begin

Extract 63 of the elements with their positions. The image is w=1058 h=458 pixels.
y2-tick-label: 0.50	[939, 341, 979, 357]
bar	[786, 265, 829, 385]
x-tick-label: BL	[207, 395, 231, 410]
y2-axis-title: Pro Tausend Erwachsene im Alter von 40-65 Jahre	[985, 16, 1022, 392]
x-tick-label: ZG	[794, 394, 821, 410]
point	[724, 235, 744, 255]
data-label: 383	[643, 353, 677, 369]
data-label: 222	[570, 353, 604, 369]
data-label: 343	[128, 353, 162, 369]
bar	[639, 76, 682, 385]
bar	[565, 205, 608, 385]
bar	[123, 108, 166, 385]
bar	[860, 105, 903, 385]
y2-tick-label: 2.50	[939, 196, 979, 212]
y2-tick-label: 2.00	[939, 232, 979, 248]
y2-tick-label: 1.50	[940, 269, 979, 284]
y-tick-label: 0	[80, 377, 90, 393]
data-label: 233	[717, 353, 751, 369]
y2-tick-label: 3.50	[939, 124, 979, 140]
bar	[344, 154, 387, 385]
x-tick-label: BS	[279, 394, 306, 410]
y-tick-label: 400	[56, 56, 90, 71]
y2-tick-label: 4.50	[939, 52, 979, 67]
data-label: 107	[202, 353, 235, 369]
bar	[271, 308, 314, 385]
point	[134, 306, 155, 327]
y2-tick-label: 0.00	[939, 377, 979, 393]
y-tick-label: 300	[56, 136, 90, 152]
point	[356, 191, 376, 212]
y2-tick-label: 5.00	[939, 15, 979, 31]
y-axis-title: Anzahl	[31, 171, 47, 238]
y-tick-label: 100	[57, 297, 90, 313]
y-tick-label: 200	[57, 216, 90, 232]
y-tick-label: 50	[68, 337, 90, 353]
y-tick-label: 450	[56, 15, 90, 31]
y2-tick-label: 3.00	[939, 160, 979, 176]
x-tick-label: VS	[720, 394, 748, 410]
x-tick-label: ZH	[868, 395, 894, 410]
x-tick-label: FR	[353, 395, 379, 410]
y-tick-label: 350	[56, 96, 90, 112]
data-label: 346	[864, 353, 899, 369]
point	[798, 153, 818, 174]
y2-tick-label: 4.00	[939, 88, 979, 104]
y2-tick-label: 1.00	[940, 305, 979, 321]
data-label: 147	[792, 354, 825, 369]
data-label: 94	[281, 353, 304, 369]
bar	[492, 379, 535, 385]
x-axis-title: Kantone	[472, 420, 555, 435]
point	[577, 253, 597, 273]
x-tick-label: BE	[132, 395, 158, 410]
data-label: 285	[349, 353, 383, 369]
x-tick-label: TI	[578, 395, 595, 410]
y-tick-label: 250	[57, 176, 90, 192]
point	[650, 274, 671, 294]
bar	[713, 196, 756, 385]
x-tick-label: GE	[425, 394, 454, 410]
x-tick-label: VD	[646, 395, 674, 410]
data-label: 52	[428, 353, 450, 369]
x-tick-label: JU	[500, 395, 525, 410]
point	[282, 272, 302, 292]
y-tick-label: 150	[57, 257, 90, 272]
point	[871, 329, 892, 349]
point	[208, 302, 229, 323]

end

== Objective ==
Set down exactly the lines of the material from its first line through the line containing "353, 677, 369]".

== Reply to the exercise ==
Extract 63 of the elements with their positions. The image is w=1058 h=458 pixels.
y2-tick-label: 0.50	[939, 341, 979, 357]
bar	[786, 265, 829, 385]
x-tick-label: BL	[207, 395, 231, 410]
y2-axis-title: Pro Tausend Erwachsene im Alter von 40-65 Jahre	[985, 16, 1022, 392]
x-tick-label: ZG	[794, 394, 821, 410]
point	[724, 235, 744, 255]
data-label: 383	[643, 353, 677, 369]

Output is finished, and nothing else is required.